What this task involves. Restate exactly, and only, the lines from the one with "Give me a plain-text" through the end of the data, with both of those end lines kept. Drop any pictures.

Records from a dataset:
────────────────────────────────────────
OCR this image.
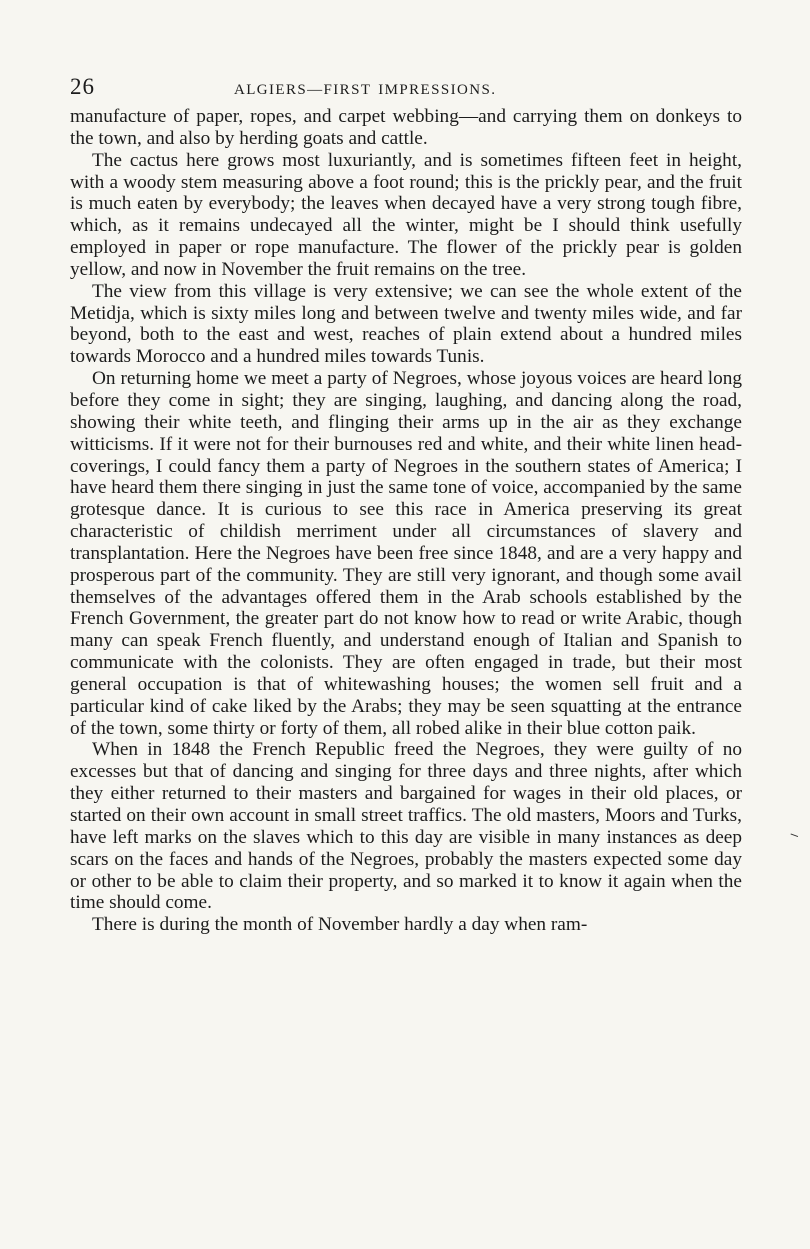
26	ALGIERS—FIRST IMPRESSIONS.

manufacture of paper, ropes, and carpet webbing—and carrying them on donkeys to the town, and also by herding goats and cattle.

The cactus here grows most luxuriantly, and is sometimes fifteen feet in height, with a woody stem measuring above a foot round; this is the prickly pear, and the fruit is much eaten by everybody; the leaves when decayed have a very strong tough fibre, which, as it remains undecayed all the winter, might be I should think usefully employed in paper or rope manufacture. The flower of the prickly pear is golden yellow, and now in November the fruit remains on the tree.

The view from this village is very extensive; we can see the whole extent of the Metidja, which is sixty miles long and between twelve and twenty miles wide, and far beyond, both to the east and west, reaches of plain extend about a hundred miles towards Morocco and a hundred miles towards Tunis.

On returning home we meet a party of Negroes, whose joyous voices are heard long before they come in sight; they are singing, laughing, and dancing along the road, showing their white teeth, and flinging their arms up in the air as they exchange witticisms. If it were not for their burnouses red and white, and their white linen head-coverings, I could fancy them a party of Negroes in the southern states of America; I have heard them there singing in just the same tone of voice, accompanied by the same grotesque dance. It is curious to see this race in America preserving its great characteristic of childish merriment under all circumstances of slavery and transplantation. Here the Negroes have been free since 1848, and are a very happy and prosperous part of the community. They are still very ignorant, and though some avail themselves of the advantages offered them in the Arab schools established by the French Government, the greater part do not know how to read or write Arabic, though many can speak French fluently, and understand enough of Italian and Spanish to communicate with the colonists. They are often engaged in trade, but their most general occupation is that of whitewashing houses; the women sell fruit and a particular kind of cake liked by the Arabs; they may be seen squatting at the entrance of the town, some thirty or forty of them, all robed alike in their blue cotton paik.

When in 1848 the French Republic freed the Negroes, they were guilty of no excesses but that of dancing and singing for three days and three nights, after which they either returned to their masters and bargained for wages in their old places, or started on their own account in small street traffics. The old masters, Moors and Turks, have left marks on the slaves which to this day are visible in many instances as deep scars on the faces and hands of the Negroes, probably the masters expected some day or other to be able to claim their property, and so marked it to know it again when the time should come.

There is during the month of November hardly a day when ram-

‒
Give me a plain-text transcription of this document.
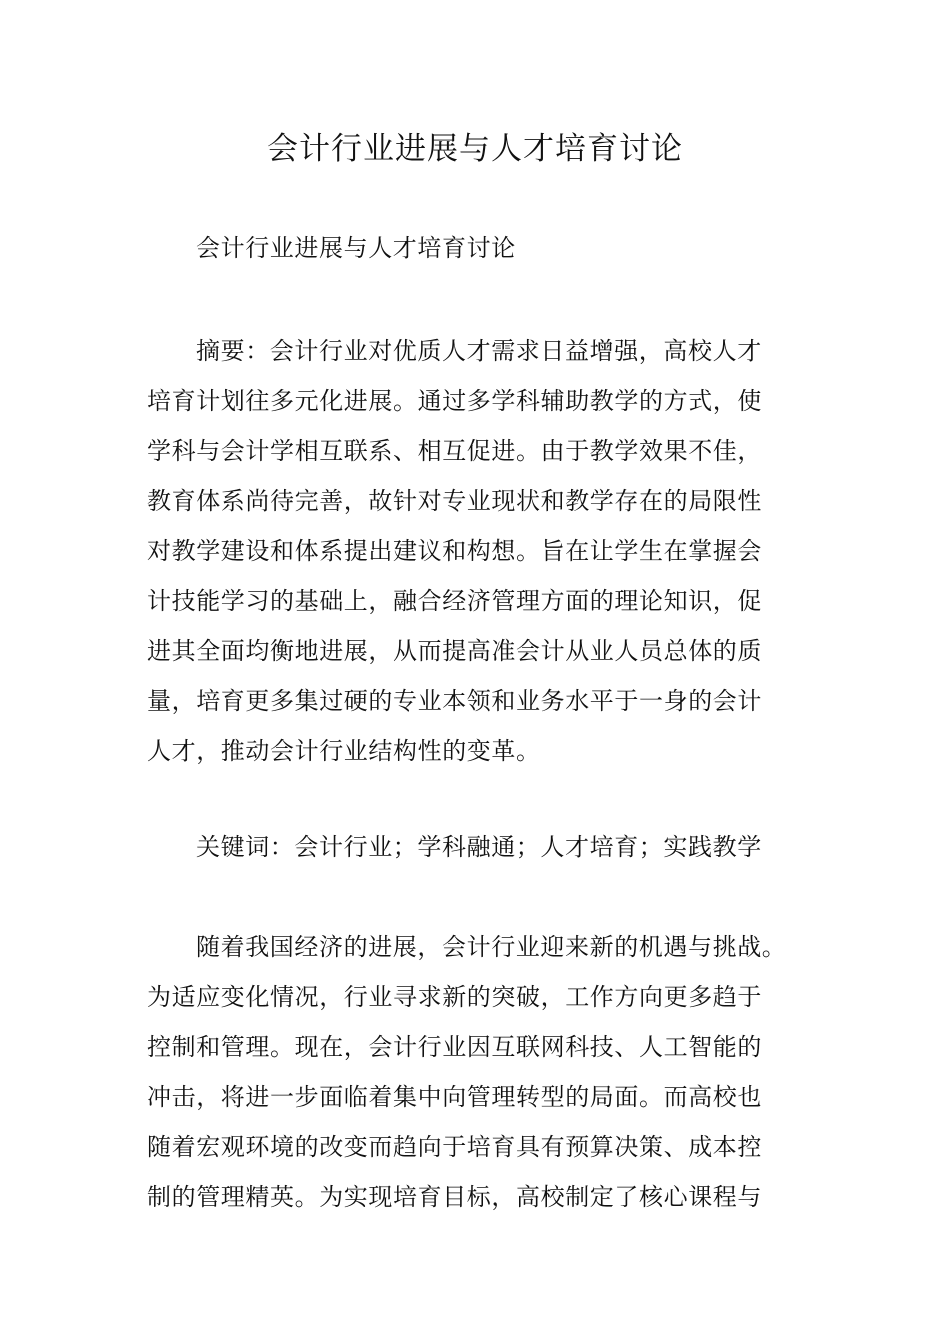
会计行业进展与人才培育讨论
会计行业进展与人才培育讨论
摘要：会计行业对优质人才需求日益增强，高校人才
培育计划往多元化进展。通过多学科辅助教学的方式，使
学科与会计学相互联系、相互促进。由于教学效果不佳，
教育体系尚待完善，故针对专业现状和教学存在的局限性
对教学建设和体系提出建议和构想。旨在让学生在掌握会
计技能学习的基础上，融合经济管理方面的理论知识，促
进其全面均衡地进展，从而提高准会计从业人员总体的质
量，培育更多集过硬的专业本领和业务水平于一身的会计
人才，推动会计行业结构性的变革。
关键词：会计行业；学科融通；人才培育；实践教学
随着我国经济的进展，会计行业迎来新的机遇与挑战。
为适应变化情况，行业寻求新的突破，工作方向更多趋于
控制和管理。现在，会计行业因互联网科技、人工智能的
冲击，将进一步面临着集中向管理转型的局面。而高校也
随着宏观环境的改变而趋向于培育具有预算决策、成本控
制的管理精英。为实现培育目标，高校制定了核心课程与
────────────────────────────────────────
Response to the exercise.
Give me a plain-text transcription of this document.
会计行业进展与人才培育讨论
会计行业进展与人才培育讨论
摘要：会计行业对优质人才需求日益增强，高校人才
培育计划往多元化进展。通过多学科辅助教学的方式，使
学科与会计学相互联系、相互促进。由于教学效果不佳，
教育体系尚待完善，故针对专业现状和教学存在的局限性
对教学建设和体系提出建议和构想。旨在让学生在掌握会
计技能学习的基础上，融合经济管理方面的理论知识，促
进其全面均衡地进展，从而提高准会计从业人员总体的质
量，培育更多集过硬的专业本领和业务水平于一身的会计
人才，推动会计行业结构性的变革。
关键词：会计行业；学科融通；人才培育；实践教学
随着我国经济的进展，会计行业迎来新的机遇与挑战。
为适应变化情况，行业寻求新的突破，工作方向更多趋于
控制和管理。现在，会计行业因互联网科技、人工智能的
冲击，将进一步面临着集中向管理转型的局面。而高校也
随着宏观环境的改变而趋向于培育具有预算决策、成本控
制的管理精英。为实现培育目标，高校制定了核心课程与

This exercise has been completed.